TEXT EXCERPT

** begin **

Studio album by Conjunto Primavera
- Released: 2000
- Recorded: 1999
- Genre: Norteño-sax
- Label: Fonovisa

Conjunto Primavera chronology
| Recado (2000) | Morir de Amor (2000) | El Recado del Amor (2001) |

= Morir de Amor (album) =

Morir de Amor (Eng.: Dying of Love) is a studio album by Mexican norteño-sax band Conjunto Primavera released in 2000. This album received a nomination for a Latin Grammy Award for Best Grupero Performance, which was awarded to En La Madrugada se Fue by Los Temerarios, and became their first number-one album in the Billboard Top Latin Albums chart.

** end **

DATASET ENTRIES
** begin **

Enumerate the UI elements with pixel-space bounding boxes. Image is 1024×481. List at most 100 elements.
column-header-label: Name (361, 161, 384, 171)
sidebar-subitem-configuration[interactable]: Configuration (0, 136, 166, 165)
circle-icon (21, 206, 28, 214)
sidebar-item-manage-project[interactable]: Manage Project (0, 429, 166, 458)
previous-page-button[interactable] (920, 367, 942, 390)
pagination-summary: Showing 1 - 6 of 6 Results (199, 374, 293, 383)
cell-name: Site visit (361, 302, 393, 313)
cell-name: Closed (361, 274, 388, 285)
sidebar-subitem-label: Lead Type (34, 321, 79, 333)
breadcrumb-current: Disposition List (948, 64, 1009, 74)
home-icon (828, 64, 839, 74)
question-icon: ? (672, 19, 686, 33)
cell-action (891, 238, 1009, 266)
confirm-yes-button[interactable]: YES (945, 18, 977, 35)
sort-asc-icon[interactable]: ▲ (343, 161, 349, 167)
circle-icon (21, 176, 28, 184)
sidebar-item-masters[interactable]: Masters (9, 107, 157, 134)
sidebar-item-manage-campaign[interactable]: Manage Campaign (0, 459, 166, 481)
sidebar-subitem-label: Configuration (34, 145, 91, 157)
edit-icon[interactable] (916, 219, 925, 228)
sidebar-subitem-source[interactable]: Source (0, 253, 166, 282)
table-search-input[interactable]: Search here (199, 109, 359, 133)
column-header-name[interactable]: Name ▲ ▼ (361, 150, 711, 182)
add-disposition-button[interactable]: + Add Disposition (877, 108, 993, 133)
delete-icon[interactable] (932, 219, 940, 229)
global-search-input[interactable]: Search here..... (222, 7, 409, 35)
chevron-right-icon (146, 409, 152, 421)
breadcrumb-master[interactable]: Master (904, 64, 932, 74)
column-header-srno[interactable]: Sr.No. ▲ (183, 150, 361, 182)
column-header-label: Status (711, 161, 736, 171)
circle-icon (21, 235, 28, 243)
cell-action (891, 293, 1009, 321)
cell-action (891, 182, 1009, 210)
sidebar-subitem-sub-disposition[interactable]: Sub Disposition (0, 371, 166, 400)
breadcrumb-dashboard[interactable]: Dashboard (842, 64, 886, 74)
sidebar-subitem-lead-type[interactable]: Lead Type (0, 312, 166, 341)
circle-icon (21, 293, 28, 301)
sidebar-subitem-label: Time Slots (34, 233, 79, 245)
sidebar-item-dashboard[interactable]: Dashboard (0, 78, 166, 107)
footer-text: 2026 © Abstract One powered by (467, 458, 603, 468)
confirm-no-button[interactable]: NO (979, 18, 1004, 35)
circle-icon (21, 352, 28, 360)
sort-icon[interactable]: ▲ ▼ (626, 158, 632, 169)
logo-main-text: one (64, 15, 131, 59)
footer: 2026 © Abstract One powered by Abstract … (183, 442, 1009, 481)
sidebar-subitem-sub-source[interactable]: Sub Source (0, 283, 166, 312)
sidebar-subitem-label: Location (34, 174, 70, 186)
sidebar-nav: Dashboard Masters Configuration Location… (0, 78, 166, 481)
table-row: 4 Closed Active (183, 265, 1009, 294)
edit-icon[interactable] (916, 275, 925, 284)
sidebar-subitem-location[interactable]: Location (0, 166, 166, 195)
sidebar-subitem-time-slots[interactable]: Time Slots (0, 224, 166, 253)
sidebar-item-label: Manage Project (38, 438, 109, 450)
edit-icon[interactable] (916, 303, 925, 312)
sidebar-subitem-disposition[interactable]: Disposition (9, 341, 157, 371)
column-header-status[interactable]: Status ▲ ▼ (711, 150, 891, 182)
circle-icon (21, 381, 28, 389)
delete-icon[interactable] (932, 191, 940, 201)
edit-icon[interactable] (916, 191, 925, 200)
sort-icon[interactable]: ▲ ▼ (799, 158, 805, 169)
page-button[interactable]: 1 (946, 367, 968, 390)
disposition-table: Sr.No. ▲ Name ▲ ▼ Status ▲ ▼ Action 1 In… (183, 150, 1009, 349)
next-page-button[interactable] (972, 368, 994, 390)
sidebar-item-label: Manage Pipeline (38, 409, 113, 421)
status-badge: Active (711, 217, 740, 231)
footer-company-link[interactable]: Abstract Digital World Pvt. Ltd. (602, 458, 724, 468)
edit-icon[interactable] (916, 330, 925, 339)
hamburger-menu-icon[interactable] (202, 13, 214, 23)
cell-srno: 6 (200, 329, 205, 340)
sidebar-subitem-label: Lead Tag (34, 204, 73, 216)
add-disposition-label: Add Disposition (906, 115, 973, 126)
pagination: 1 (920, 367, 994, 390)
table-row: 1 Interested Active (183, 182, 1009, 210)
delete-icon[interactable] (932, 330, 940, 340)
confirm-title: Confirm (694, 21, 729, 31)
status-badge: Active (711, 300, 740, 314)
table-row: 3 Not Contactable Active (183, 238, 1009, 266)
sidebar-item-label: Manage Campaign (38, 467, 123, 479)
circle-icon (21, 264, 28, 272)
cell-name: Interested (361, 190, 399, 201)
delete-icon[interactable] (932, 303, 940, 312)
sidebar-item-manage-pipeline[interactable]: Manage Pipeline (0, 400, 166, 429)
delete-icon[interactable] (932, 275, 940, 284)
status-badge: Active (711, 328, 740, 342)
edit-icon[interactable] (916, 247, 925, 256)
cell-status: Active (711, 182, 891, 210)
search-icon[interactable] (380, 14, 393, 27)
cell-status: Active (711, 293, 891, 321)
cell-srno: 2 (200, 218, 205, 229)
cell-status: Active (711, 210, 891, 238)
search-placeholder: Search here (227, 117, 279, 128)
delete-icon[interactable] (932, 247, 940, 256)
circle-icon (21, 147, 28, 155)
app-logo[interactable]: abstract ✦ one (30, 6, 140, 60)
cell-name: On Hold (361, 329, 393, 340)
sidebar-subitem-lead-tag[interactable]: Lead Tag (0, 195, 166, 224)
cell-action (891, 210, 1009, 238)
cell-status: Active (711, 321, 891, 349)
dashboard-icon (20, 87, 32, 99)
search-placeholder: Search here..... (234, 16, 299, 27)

** end **

In two sentences, summarize the text above about the album Morir de Amor.

OUTPUT FOR THIS TASK
Morir de Amor (Dying of Love) is a studio album by the Mexican norteño-sax band Conjunto Primavera, recorded in 1999 and released in 2000 on the Fonovisa label. It was nominated for a Latin Grammy Award for Best Grupero Performance and became the band's first number-one album on the Billboard Top Latin Albums chart.